Document extract ▸
------------------------------------------------

[PATCH v7 0/3] FDP and per-io hints

Javier Gonzalez javier.gonz at samsung.com
Thu Oct 10 05:27:33 PDT 2024


On 10.10.2024 12:46, Hans Holmberg wrote:
>On Thu, Oct 10, 2024 at 9:13 AM Javier Gonzalez <javier.gonz at samsung.com> wrote:
>>
>> On 10.10.2024 08:40, Hans Holmberg wrote:
>> >On Wed, Oct 9, 2024 at 4:36 PM Javier Gonzalez <javier.gonz at samsung.com> wrote:
>> >>
>> >>
>> >>
>> >> > -----Original Message-----
>> >> > From: Hans Holmberg <hans at owltronix.com>
>> >> > Sent: Tuesday, October 8, 2024 12:07 PM
>> >> > To: Javier Gonzalez <javier.gonz at samsung.com>
>> >> > Cc: Christoph Hellwig <hch at lst.de>; Jens Axboe <axboe at kernel.dk>; Martin K.
>> >> > Petersen <martin.petersen at oracle.com>; Keith Busch <kbusch at kernel.org>;
>> >> > Kanchan Joshi <joshi.k at samsung.com>; hare at suse.de; sagi at grimberg.me;
>> >> > brauner at kernel.org; viro at zeniv.linux.org.uk; jack at suse.cz; jaegeuk at kernel.org;
>> >> > bcrl at kvack.org; dhowells at redhat.com; bvanassche at acm.org;
>> >> > asml.silence at gmail.com; linux-nvme at lists.infradead.org; linux-
>> >> > fsdevel at vger.kernel.org; io-uring at vger.kernel.org; linux-block at vger.kernel.org;
>> >> > linux-aio at kvack.org; gost.dev at samsung.com; vishak.g at samsung.com
>> >> > Subject: Re: [PATCH v7 0/3] FDP and per-io hints
>> >> >
>> >> > On Mon, Oct 7, 2024 at 12:10 PM Javier González <javier.gonz at samsung.com>
>> >> > wrote:
>> >> > >
>> >> > > On 04.10.2024 14:30, Christoph Hellwig wrote:
>> >> > > >On Fri, Oct 04, 2024 at 08:52:33AM +0200, Javier González wrote:
>> >> > > >> So, considerign that file system _are_ able to use temperature hints and
>> >> > > >> actually make them work, why don't we support FDP the same way we are
>> >> > > >> supporting zones so that people can use it in production?
>> >> > > >
>> >> > > >Because apparently no one has tried it.  It should be possible in theory,
>> >> > > >but for example unless you have power of 2 reclaim unit size size it
>> >> > > >won't work very well with XFS where the AGs/RTGs must be power of two
>> >> > > >aligned in the LBA space, except by overprovisioning the LBA space vs
>> >> > > >the capacity actually used.

------------------------------------------------

Boxed element entries
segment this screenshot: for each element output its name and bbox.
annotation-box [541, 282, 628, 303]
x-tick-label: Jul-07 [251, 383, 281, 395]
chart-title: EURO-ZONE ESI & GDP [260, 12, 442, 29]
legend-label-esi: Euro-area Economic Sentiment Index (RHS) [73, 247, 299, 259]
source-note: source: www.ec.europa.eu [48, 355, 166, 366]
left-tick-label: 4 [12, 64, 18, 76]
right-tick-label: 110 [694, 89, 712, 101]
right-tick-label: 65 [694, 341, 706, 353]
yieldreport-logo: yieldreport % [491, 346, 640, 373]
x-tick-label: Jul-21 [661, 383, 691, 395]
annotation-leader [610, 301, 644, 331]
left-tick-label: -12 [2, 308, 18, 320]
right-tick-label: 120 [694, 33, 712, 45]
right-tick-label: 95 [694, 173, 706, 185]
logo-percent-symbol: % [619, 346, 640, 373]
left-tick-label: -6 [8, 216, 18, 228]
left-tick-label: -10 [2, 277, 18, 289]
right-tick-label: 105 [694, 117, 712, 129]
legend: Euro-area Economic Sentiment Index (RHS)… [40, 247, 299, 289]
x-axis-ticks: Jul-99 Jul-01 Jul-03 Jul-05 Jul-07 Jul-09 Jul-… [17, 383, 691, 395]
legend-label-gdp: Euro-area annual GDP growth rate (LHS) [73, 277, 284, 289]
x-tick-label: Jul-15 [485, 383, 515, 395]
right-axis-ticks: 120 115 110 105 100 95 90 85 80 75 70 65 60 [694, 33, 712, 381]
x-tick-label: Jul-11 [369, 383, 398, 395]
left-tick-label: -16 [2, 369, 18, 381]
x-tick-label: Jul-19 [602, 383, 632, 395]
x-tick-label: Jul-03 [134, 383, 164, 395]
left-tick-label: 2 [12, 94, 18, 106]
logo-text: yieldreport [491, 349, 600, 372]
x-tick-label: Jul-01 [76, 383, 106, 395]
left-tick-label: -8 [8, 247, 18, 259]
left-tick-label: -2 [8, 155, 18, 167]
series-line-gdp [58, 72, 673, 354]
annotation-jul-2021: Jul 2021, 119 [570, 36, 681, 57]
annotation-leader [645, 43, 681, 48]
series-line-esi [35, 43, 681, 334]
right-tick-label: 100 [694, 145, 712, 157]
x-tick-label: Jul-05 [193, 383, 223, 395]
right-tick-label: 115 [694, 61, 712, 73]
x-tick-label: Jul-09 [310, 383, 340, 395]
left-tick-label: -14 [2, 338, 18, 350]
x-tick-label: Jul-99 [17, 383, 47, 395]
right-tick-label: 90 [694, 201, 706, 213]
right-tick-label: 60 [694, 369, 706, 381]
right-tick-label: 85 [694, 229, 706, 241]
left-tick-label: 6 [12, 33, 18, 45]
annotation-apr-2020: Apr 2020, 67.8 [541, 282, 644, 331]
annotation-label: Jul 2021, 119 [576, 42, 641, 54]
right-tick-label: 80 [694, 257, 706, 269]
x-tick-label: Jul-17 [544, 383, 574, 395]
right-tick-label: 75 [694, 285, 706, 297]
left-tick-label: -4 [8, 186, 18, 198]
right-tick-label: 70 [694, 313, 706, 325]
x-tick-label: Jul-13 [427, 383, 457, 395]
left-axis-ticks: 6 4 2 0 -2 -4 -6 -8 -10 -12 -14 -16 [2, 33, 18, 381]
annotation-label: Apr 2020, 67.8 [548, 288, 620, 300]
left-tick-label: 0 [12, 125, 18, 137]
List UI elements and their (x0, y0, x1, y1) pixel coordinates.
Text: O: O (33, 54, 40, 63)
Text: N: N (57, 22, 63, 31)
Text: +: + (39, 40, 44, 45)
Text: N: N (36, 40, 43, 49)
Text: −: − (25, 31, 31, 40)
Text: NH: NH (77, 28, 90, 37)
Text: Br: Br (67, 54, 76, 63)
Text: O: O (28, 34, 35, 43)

------------------------------------------------

Task set ▸
a - In the FDP and per-io hints thread, who sent the message dated Tuesday, October 8, 2024?
b - From the FDP and per-io hints thread, quote the passage that opens with the words "On 10.10.2024 12:46, Hans" and closes with "kernel.dk>; Martin K.".
Rely only on the thread for your answers.

Solutions to the problems ▸
a - Hans Holmberg sent it.

b -
On 10.10.2024 12:46, Hans Holmberg wrote:
>On Thu, Oct 10, 2024 at 9:13 AM Javier Gonzalez <javier.gonz at samsung.com> wrote:
>>
>> On 10.10.2024 08:40, Hans Holmberg wrote:
>> >On Wed, Oct 9, 2024 at 4:36 PM Javier Gonzalez <javier.gonz at samsung.com> wrote:
>> >>
>> >>
>> >>
>> >> > -----Original Message-----
>> >> > From: Hans Holmberg <hans at owltronix.com>
>> >> > Sent: Tuesday, October 8, 2024 12:07 PM
>> >> > To: Javier Gonzalez <javier.gonz at samsung.com>
>> >> > Cc: Christoph Hellwig <hch at lst.de>; Jens Axboe <axboe at kernel.dk>; Martin K.